GOAL :: How many lines hold the string "title"? Reply with the number alone.
══ DATA TO USE
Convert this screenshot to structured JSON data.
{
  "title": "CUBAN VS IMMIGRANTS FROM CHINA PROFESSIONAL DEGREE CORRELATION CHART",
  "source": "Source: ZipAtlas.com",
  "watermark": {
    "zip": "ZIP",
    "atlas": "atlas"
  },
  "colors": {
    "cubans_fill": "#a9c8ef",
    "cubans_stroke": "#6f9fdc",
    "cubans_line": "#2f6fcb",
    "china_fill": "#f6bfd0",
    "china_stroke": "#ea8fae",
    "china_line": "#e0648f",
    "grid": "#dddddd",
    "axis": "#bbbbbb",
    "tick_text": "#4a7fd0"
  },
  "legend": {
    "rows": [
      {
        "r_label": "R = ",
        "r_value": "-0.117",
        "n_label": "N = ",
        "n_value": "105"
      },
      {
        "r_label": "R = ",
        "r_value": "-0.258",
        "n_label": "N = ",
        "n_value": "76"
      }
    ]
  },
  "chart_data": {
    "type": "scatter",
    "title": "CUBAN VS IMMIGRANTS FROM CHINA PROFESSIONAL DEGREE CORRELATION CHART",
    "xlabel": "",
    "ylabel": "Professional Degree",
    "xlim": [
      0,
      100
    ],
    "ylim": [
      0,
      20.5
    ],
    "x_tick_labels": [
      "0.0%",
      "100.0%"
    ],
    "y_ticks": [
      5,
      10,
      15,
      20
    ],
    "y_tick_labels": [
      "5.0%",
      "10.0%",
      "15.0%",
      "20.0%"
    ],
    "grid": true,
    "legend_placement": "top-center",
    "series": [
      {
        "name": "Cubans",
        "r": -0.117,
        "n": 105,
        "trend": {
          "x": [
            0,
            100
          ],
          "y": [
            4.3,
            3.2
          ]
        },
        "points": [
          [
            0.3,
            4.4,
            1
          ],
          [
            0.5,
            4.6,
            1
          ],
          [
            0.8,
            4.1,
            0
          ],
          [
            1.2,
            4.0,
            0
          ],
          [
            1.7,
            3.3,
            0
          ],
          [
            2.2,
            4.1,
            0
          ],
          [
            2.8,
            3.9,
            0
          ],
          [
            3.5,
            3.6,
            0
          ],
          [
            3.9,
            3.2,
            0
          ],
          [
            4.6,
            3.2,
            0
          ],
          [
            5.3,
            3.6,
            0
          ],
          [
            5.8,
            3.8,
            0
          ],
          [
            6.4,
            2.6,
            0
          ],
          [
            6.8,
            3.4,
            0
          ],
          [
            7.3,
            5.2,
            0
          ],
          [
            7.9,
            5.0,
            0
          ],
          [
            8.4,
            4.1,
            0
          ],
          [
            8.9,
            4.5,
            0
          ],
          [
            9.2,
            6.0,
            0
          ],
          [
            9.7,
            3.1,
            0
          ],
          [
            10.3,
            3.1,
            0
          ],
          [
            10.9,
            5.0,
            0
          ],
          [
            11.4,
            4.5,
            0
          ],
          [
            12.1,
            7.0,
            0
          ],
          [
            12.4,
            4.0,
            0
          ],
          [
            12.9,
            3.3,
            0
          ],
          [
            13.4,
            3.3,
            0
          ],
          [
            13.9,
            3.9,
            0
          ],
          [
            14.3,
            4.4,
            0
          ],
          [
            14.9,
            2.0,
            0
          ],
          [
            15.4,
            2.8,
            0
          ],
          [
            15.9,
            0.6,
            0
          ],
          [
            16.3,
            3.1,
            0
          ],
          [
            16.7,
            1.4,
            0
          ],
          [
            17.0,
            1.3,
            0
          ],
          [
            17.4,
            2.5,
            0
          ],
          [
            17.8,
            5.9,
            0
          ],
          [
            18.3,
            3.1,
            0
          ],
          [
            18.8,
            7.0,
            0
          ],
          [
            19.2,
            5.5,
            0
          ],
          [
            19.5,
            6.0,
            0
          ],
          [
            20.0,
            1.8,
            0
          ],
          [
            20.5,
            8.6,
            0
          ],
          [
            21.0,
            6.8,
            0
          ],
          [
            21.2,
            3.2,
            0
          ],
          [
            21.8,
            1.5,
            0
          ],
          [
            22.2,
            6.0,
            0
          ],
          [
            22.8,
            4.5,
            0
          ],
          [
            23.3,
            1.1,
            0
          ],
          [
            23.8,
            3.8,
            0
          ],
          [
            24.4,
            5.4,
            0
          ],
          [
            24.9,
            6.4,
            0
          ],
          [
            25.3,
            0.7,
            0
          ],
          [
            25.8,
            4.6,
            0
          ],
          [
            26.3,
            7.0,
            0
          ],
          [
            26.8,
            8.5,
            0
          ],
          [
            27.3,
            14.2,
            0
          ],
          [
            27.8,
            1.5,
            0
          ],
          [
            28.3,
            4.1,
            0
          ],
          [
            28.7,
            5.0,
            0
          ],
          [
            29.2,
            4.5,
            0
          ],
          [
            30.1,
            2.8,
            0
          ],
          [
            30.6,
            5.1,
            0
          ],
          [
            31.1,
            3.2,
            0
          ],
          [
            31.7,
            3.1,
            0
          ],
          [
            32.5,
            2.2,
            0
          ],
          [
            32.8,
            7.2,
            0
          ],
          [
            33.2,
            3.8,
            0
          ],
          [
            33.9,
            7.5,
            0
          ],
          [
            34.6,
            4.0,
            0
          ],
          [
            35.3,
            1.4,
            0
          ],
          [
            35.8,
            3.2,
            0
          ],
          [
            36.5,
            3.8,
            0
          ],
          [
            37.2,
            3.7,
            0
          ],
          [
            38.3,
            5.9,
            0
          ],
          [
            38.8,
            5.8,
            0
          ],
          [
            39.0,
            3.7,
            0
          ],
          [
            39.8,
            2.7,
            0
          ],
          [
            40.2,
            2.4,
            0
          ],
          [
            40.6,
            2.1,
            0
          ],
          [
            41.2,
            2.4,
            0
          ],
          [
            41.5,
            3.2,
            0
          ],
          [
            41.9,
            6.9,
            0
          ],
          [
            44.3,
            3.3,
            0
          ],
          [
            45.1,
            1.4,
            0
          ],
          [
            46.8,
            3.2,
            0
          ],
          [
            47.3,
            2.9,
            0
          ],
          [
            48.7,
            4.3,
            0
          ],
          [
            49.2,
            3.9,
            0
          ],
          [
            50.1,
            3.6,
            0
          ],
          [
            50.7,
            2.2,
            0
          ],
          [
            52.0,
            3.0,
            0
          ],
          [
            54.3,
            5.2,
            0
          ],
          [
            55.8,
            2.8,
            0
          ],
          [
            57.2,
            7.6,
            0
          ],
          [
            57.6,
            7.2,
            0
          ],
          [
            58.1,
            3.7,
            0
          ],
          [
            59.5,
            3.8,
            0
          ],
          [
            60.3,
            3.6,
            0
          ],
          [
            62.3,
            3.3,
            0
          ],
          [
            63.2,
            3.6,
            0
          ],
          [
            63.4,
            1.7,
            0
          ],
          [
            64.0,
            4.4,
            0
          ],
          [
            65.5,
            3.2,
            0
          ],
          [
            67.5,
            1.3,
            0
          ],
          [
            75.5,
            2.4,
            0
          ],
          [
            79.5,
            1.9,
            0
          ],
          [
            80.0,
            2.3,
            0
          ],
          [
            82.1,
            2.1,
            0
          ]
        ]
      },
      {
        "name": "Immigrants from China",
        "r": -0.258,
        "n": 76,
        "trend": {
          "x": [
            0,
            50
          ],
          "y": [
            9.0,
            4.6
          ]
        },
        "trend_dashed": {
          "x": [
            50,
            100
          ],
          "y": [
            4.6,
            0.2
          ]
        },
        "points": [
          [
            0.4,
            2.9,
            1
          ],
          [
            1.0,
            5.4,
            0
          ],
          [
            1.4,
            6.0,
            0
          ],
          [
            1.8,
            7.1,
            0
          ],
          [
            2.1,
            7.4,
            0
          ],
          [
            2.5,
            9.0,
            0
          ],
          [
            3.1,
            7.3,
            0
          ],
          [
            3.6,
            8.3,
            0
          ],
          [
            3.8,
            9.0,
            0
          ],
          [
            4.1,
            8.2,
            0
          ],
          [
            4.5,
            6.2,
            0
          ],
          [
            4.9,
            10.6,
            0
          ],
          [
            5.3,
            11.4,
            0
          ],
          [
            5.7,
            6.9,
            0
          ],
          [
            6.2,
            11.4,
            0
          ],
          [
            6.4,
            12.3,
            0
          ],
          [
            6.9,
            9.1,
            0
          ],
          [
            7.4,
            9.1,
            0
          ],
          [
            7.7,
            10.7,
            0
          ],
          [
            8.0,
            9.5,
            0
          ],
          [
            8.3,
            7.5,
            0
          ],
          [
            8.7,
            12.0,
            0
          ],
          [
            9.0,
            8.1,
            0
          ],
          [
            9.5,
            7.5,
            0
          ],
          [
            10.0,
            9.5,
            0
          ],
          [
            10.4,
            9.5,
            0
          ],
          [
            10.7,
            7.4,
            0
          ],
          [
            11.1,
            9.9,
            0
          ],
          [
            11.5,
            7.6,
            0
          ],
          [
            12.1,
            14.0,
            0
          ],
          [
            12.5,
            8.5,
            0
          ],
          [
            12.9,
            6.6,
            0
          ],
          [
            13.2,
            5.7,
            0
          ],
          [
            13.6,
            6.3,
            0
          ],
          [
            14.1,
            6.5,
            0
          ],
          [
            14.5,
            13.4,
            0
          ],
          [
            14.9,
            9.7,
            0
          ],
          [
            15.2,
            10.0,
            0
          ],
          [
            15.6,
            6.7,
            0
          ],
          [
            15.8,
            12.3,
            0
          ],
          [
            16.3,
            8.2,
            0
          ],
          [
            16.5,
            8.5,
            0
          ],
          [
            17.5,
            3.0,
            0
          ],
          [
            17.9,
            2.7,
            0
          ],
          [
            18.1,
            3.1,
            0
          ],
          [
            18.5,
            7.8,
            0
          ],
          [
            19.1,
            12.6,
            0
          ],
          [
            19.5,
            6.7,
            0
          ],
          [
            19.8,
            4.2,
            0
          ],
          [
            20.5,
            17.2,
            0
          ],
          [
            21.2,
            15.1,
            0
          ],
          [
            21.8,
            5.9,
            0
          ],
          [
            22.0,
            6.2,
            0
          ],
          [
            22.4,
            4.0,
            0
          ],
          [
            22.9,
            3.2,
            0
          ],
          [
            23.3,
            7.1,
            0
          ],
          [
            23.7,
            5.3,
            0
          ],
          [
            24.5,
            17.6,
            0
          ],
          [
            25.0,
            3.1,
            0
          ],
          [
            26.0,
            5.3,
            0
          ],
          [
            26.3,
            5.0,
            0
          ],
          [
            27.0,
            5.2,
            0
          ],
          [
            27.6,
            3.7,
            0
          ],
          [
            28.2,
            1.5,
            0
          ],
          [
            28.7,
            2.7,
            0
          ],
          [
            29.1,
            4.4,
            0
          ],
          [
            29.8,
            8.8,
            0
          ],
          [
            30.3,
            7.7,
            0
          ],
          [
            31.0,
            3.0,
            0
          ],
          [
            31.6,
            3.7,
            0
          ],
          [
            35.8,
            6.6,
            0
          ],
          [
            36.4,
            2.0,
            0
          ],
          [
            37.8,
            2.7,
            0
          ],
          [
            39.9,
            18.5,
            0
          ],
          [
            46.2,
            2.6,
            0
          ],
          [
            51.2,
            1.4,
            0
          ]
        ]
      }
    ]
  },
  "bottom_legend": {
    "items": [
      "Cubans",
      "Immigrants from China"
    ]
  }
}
════
TASK RESULT :: 2